• **AIM OF THE TASK**: Leave the pictures out. Return all other data exactly.

• **DATASET ENTRIES**:
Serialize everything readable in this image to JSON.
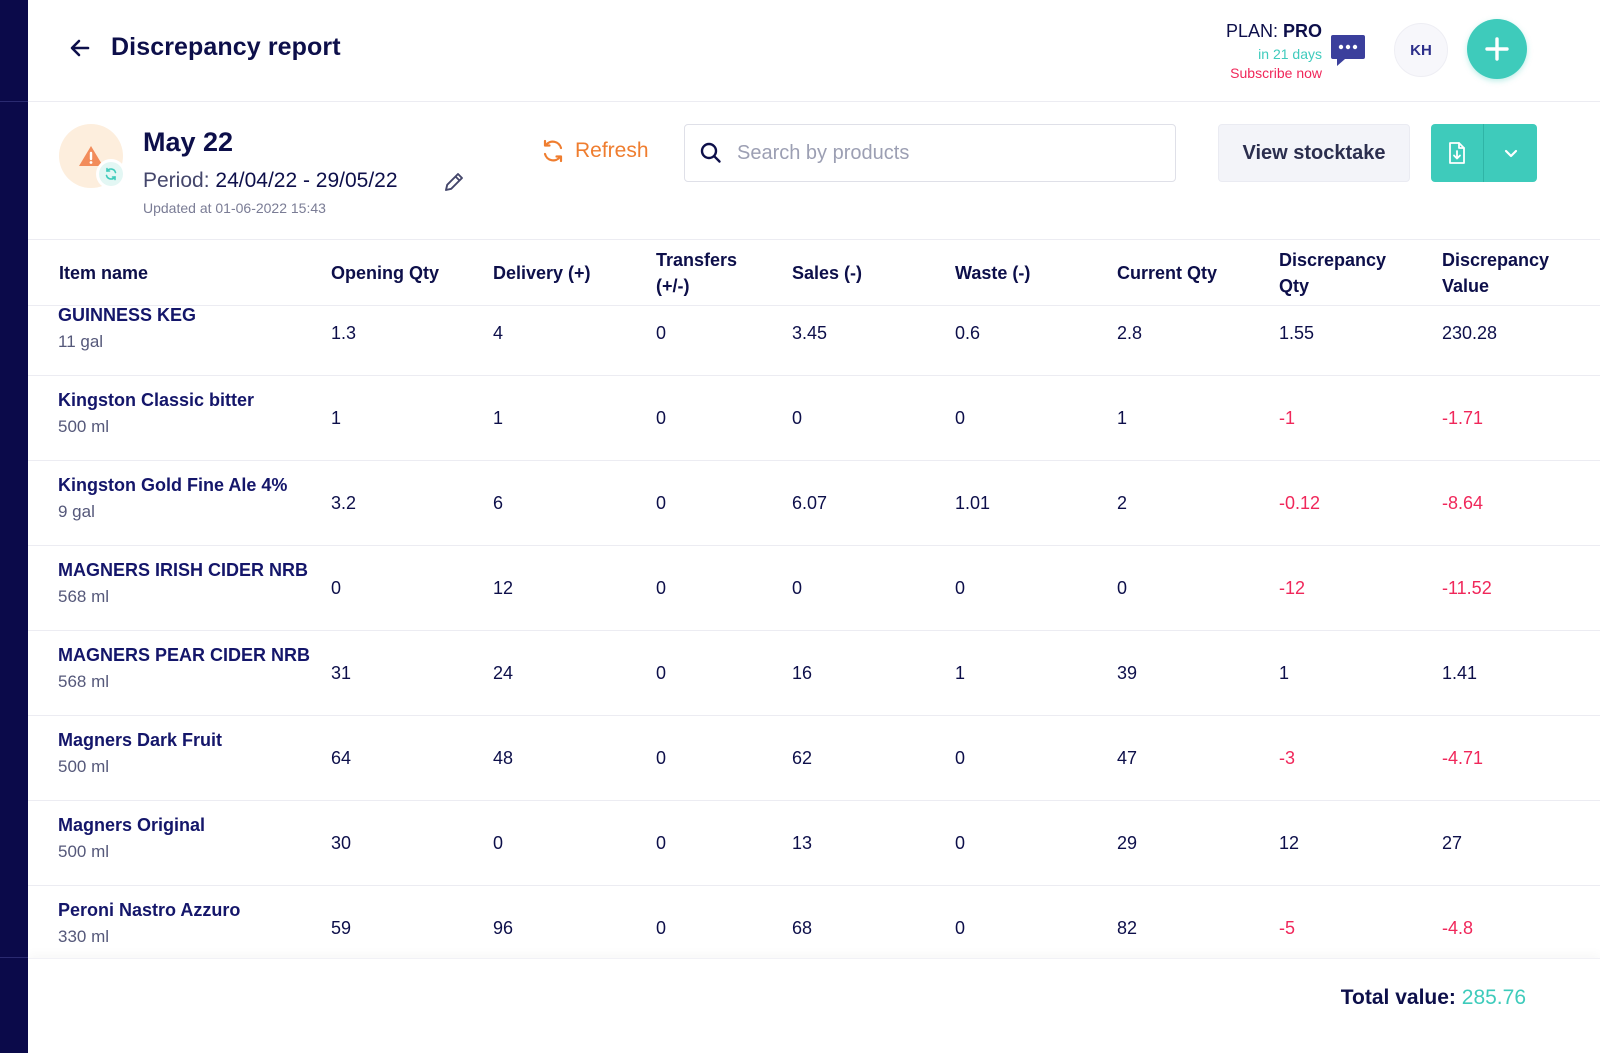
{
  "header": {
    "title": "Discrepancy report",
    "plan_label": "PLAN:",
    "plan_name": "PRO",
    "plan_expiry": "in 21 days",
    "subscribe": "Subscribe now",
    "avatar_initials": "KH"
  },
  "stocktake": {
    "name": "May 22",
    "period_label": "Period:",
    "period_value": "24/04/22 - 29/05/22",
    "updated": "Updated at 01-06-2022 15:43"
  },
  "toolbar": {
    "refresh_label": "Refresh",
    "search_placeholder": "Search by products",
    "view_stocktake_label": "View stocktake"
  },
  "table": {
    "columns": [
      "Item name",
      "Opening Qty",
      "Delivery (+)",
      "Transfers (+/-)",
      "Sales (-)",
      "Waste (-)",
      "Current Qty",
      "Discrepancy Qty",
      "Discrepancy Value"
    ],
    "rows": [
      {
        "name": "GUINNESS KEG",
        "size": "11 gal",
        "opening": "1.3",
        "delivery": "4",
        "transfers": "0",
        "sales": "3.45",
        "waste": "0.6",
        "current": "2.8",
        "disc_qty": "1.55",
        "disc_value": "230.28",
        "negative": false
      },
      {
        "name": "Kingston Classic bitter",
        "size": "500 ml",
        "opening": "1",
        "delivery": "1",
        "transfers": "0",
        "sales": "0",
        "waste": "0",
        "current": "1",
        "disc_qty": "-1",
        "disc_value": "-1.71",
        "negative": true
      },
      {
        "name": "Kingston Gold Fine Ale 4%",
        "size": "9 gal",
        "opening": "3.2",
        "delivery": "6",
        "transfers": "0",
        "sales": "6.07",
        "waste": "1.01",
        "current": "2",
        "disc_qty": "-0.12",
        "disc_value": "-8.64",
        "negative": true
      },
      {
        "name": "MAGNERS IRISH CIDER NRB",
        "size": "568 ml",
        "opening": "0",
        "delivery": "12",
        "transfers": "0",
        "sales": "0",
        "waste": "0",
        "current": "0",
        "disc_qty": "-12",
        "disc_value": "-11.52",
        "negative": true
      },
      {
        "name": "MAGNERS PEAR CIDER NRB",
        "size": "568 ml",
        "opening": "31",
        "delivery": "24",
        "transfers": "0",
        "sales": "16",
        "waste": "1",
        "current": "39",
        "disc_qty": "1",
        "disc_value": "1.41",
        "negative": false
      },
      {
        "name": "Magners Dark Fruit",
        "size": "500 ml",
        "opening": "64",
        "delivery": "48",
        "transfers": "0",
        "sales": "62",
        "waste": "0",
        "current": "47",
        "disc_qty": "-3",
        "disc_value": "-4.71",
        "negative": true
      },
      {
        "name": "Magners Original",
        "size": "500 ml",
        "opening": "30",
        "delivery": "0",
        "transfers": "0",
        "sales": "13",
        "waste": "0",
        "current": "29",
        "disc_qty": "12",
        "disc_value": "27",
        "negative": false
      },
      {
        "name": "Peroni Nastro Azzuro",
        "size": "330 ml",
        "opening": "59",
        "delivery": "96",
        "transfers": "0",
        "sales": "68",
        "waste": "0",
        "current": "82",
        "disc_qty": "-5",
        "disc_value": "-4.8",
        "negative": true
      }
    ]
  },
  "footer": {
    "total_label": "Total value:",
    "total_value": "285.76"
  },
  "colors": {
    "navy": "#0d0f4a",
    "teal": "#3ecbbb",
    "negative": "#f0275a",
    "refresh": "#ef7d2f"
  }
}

• **FINISHED TASK**:
Serialize everything readable in this image to JSON.
{
  "header": {
    "title": "Discrepancy report",
    "plan_label": "PLAN:",
    "plan_name": "PRO",
    "plan_expiry": "in 21 days",
    "subscribe": "Subscribe now",
    "avatar_initials": "KH"
  },
  "stocktake": {
    "name": "May 22",
    "period_label": "Period:",
    "period_value": "24/04/22 - 29/05/22",
    "updated": "Updated at 01-06-2022 15:43"
  },
  "toolbar": {
    "refresh_label": "Refresh",
    "search_placeholder": "Search by products",
    "view_stocktake_label": "View stocktake"
  },
  "table": {
    "columns": [
      "Item name",
      "Opening Qty",
      "Delivery (+)",
      "Transfers (+/-)",
      "Sales (-)",
      "Waste (-)",
      "Current Qty",
      "Discrepancy Qty",
      "Discrepancy Value"
    ],
    "rows": [
      {
        "name": "GUINNESS KEG",
        "size": "11 gal",
        "opening": "1.3",
        "delivery": "4",
        "transfers": "0",
        "sales": "3.45",
        "waste": "0.6",
        "current": "2.8",
        "disc_qty": "1.55",
        "disc_value": "230.28",
        "negative": false
      },
      {
        "name": "Kingston Classic bitter",
        "size": "500 ml",
        "opening": "1",
        "delivery": "1",
        "transfers": "0",
        "sales": "0",
        "waste": "0",
        "current": "1",
        "disc_qty": "-1",
        "disc_value": "-1.71",
        "negative": true
      },
      {
        "name": "Kingston Gold Fine Ale 4%",
        "size": "9 gal",
        "opening": "3.2",
        "delivery": "6",
        "transfers": "0",
        "sales": "6.07",
        "waste": "1.01",
        "current": "2",
        "disc_qty": "-0.12",
        "disc_value": "-8.64",
        "negative": true
      },
      {
        "name": "MAGNERS IRISH CIDER NRB",
        "size": "568 ml",
        "opening": "0",
        "delivery": "12",
        "transfers": "0",
        "sales": "0",
        "waste": "0",
        "current": "0",
        "disc_qty": "-12",
        "disc_value": "-11.52",
        "negative": true
      },
      {
        "name": "MAGNERS PEAR CIDER NRB",
        "size": "568 ml",
        "opening": "31",
        "delivery": "24",
        "transfers": "0",
        "sales": "16",
        "waste": "1",
        "current": "39",
        "disc_qty": "1",
        "disc_value": "1.41",
        "negative": false
      },
      {
        "name": "Magners Dark Fruit",
        "size": "500 ml",
        "opening": "64",
        "delivery": "48",
        "transfers": "0",
        "sales": "62",
        "waste": "0",
        "current": "47",
        "disc_qty": "-3",
        "disc_value": "-4.71",
        "negative": true
      },
      {
        "name": "Magners Original",
        "size": "500 ml",
        "opening": "30",
        "delivery": "0",
        "transfers": "0",
        "sales": "13",
        "waste": "0",
        "current": "29",
        "disc_qty": "12",
        "disc_value": "27",
        "negative": false
      },
      {
        "name": "Peroni Nastro Azzuro",
        "size": "330 ml",
        "opening": "59",
        "delivery": "96",
        "transfers": "0",
        "sales": "68",
        "waste": "0",
        "current": "82",
        "disc_qty": "-5",
        "disc_value": "-4.8",
        "negative": true
      }
    ]
  },
  "footer": {
    "total_label": "Total value:",
    "total_value": "285.76"
  },
  "colors": {
    "navy": "#0d0f4a",
    "teal": "#3ecbbb",
    "negative": "#f0275a",
    "refresh": "#ef7d2f"
  }
}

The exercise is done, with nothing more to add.